-- Work to do --
Keep every line where the word "Configuring" appears; drop the rest.
▶
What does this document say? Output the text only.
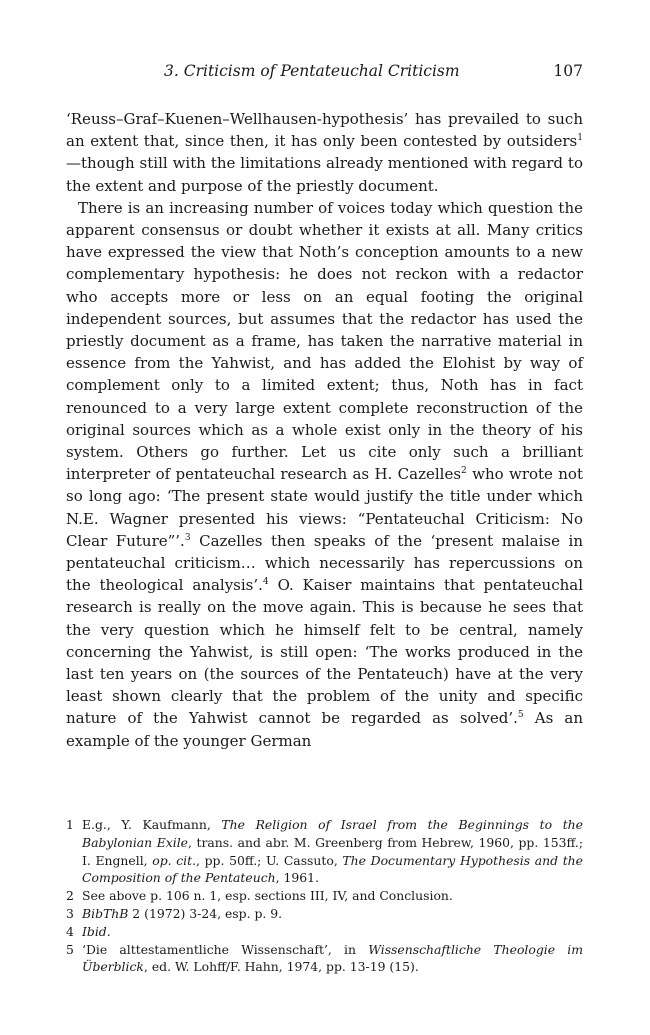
3. Criticism of Pentateuchal Criticism	107

‘Reuss–Graf–Kuenen–Wellhausen-hypothesis’ has prevailed to such an extent that, since then, it has only been contested by outsiders$^1$—though still with the limitations already mentioned with regard to the extent and purpose of the priestly document.

There is an increasing number of voices today which question the apparent consensus or doubt whether it exists at all. Many critics have expressed the view that Noth’s conception amounts to a new complementary hypothesis: he does not reckon with a redactor who accepts more or less on an equal footing the original independent sources, but assumes that the redactor has used the priestly document as a frame, has taken the narrative material in essence from the Yahwist, and has added the Elohist by way of complement only to a limited extent; thus, Noth has in fact renounced to a very large extent complete reconstruction of the original sources which as a whole exist only in the theory of his system. Others go further. Let us cite only such a brilliant interpreter of pentateuchal research as H. Cazelles$^2$ who wrote not so long ago: ‘The present state would justify the title under which N.E. Wagner presented his views: “Pentateuchal Criticism: No Clear Future”’.$^3$ Cazelles then speaks of the ‘present malaise in pentateuchal criticism… which necessarily has repercussions on the theological analysis’.$^4$ O. Kaiser maintains that pentateuchal research is really on the move again. This is because he sees that the very question which he himself felt to be central, namely concerning the Yahwist, is still open: ‘The works produced in the last ten years on (the sources of the Pentateuch) have at the very least shown clearly that the problem of the unity and specific nature of the Yahwist cannot be regarded as solved’.$^5$ As an example of the younger German

1 E.g., Y. Kaufmann, The Religion of Israel from the Beginnings to the Babylonian Exile, trans. and abr. M. Greenberg from Hebrew, 1960, pp. 153ff.; I. Engnell, op. cit., pp. 50ff.; U. Cassuto, The Documentary Hypothesis and the Composition of the Pentateuch, 1961.
2 See above p. 106 n. 1, esp. sections III, IV, and Conclusion.
3 BibThB 2 (1972) 3-24, esp. p. 9.
4 Ibid.
5 ‘Die alttestamentliche Wissenschaft’, in Wissenschaftliche Theologie im Überblick, ed. W. Lohff/F. Hahn, 1974, pp. 13-19 (15).
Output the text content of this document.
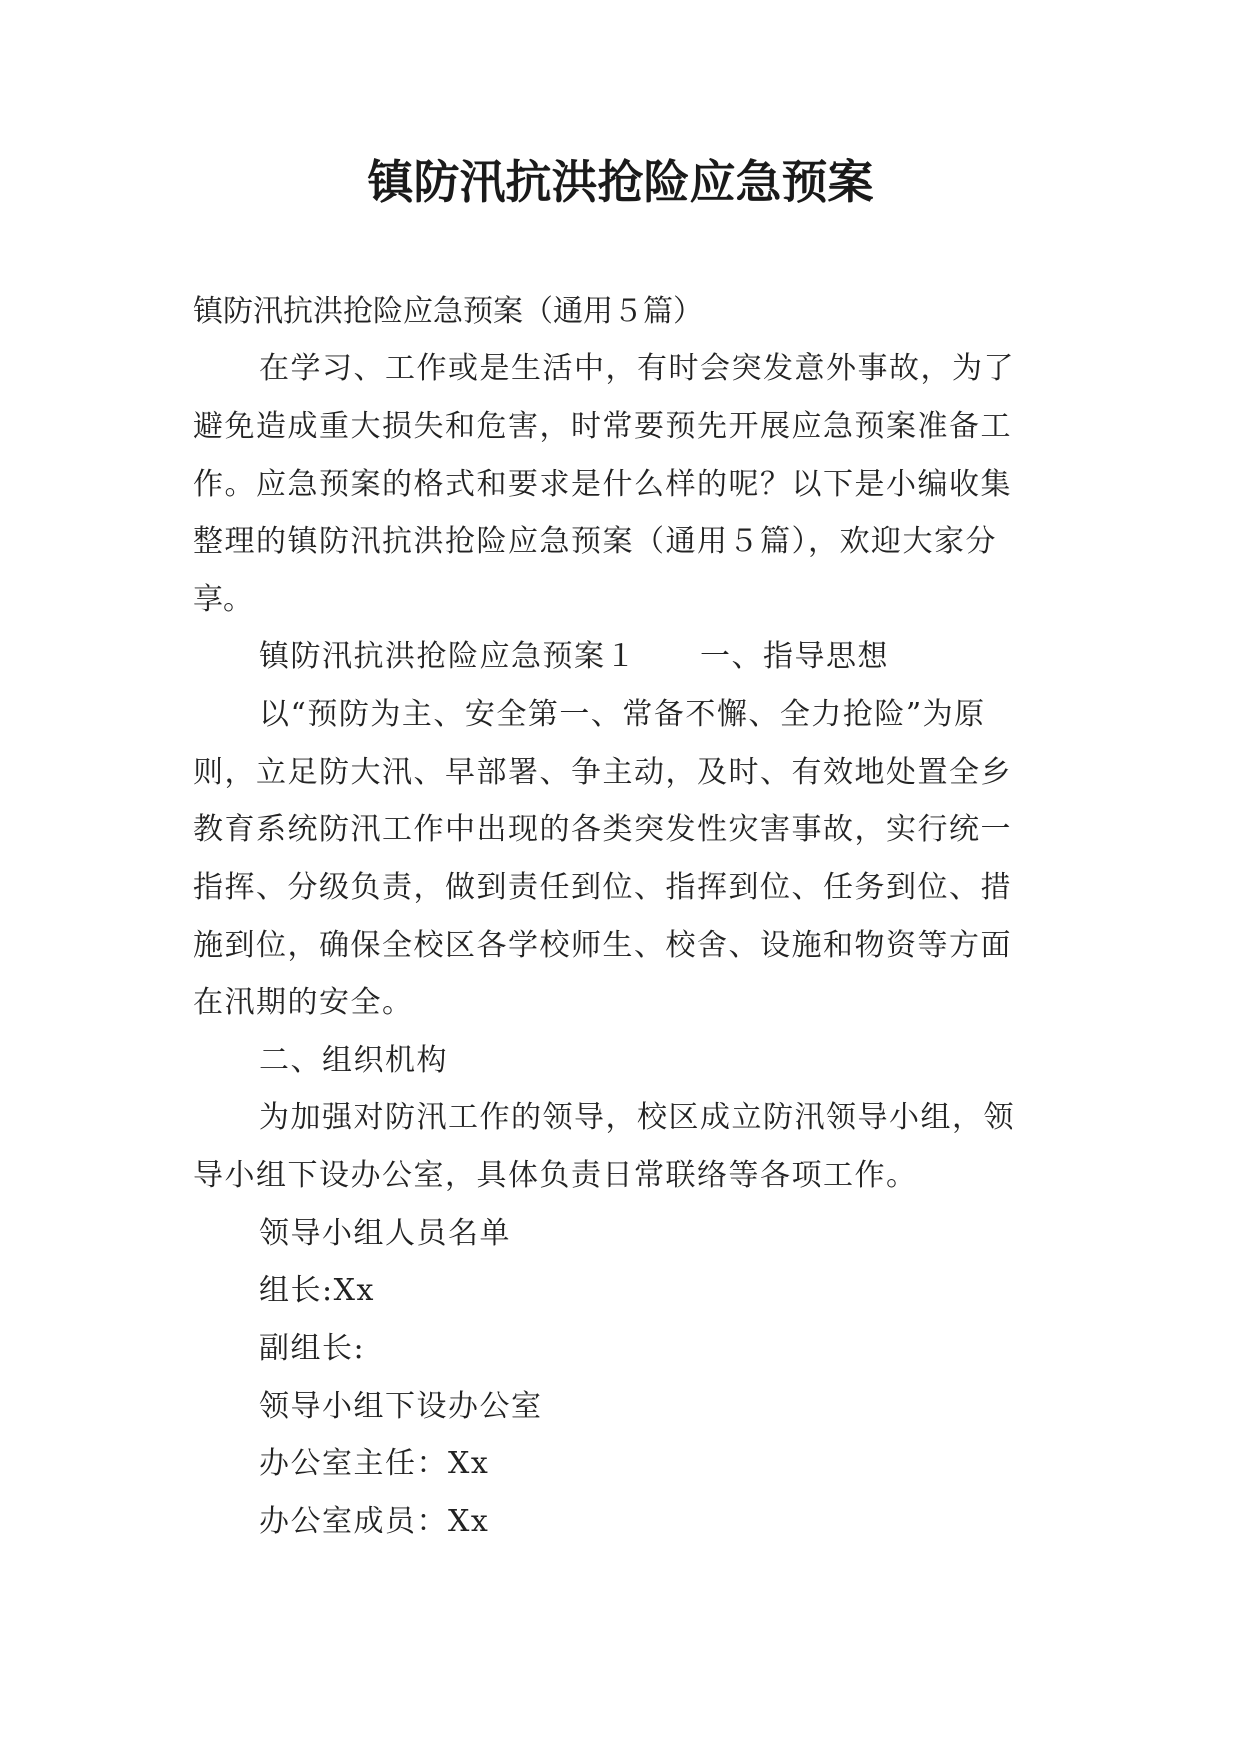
镇防汛抗洪抢险应急预案
镇防汛抗洪抢险应急预案（通用５篇）
在学习、工作或是生活中，有时会突发意外事故，为了
避免造成重大损失和危害，时常要预先开展应急预案准备工
作。应急预案的格式和要求是什么样的呢？以下是小编收集
整理的镇防汛抗洪抢险应急预案（通用５篇），欢迎大家分
享。
镇防汛抗洪抢险应急预案１　　一、指导思想
以“预防为主、安全第一、常备不懈、全力抢险”为原
则，立足防大汛、早部署、争主动，及时、有效地处置全乡
教育系统防汛工作中出现的各类突发性灾害事故，实行统一
指挥、分级负责，做到责任到位、指挥到位、任务到位、措
施到位，确保全校区各学校师生、校舍、设施和物资等方面
在汛期的安全。
二、组织机构
为加强对防汛工作的领导，校区成立防汛领导小组，领
导小组下设办公室，具体负责日常联络等各项工作。
领导小组人员名单
组长:Xx
副组长:
领导小组下设办公室
办公室主任：Xx
办公室成员：Xx
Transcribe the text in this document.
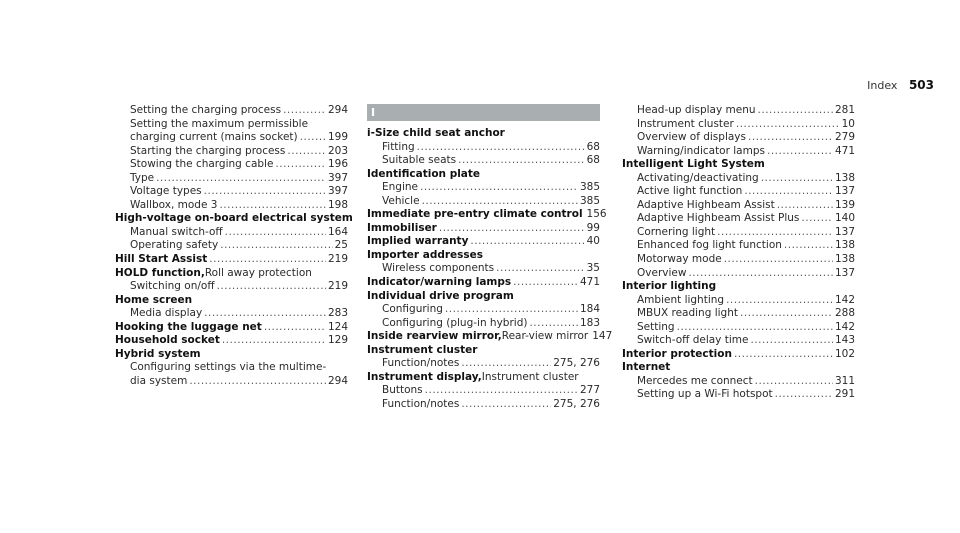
Index 503
Setting the charging process .....	294
Setting the maximum permissible
charging current (mains socket) .....	199
Starting the charging process .....	203
Stowing the charging cable .....	196
Type .....	397
Voltage types .....	397
Wallbox, mode 3 .....	198
High-voltage on-board electrical system
Manual switch-off .....	164
Operating safety .....	25
Hill Start Assist .....	219
HOLD function, Roll away protection
Switching on/off .....	219
Home screen
Media display .....	283
Hooking the luggage net .....	124
Household socket .....	129
Hybrid system
Configuring settings via the multime-
dia system .....	294
I
i-Size child seat anchor
Fitting .....	68
Suitable seats .....	68
Identification plate
Engine .....	385
Vehicle .....	385
Immediate pre-entry climate control 156
Immobiliser .....	99
Implied warranty .....	40
Importer addresses
Wireless components .....	35
Indicator/warning lamps .....	471
Individual drive program
Configuring .....	184
Configuring (plug-in hybrid) .....	183
Inside rearview mirror, Rear-view mirror 147
Instrument cluster
Function/notes .....	275, 276
Instrument display, Instrument cluster
Buttons .....	277
Function/notes .....	275, 276
Head-up display menu .....	281
Instrument cluster .....	10
Overview of displays .....	279
Warning/indicator lamps .....	471
Intelligent Light System
Activating/deactivating .....	138
Active light function .....	137
Adaptive Highbeam Assist .....	139
Adaptive Highbeam Assist Plus .....	140
Cornering light .....	137
Enhanced fog light function .....	138
Motorway mode .....	138
Overview .....	137
Interior lighting
Ambient lighting .....	142
MBUX reading light .....	288
Setting .....	142
Switch-off delay time .....	143
Interior protection .....	102
Internet
Mercedes me connect .....	311
Setting up a Wi-Fi hotspot .....	291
◀
-- Correct answer --
Configuring settings via the multime-
Configuring .....	184
Configuring (plug-in hybrid) .....	183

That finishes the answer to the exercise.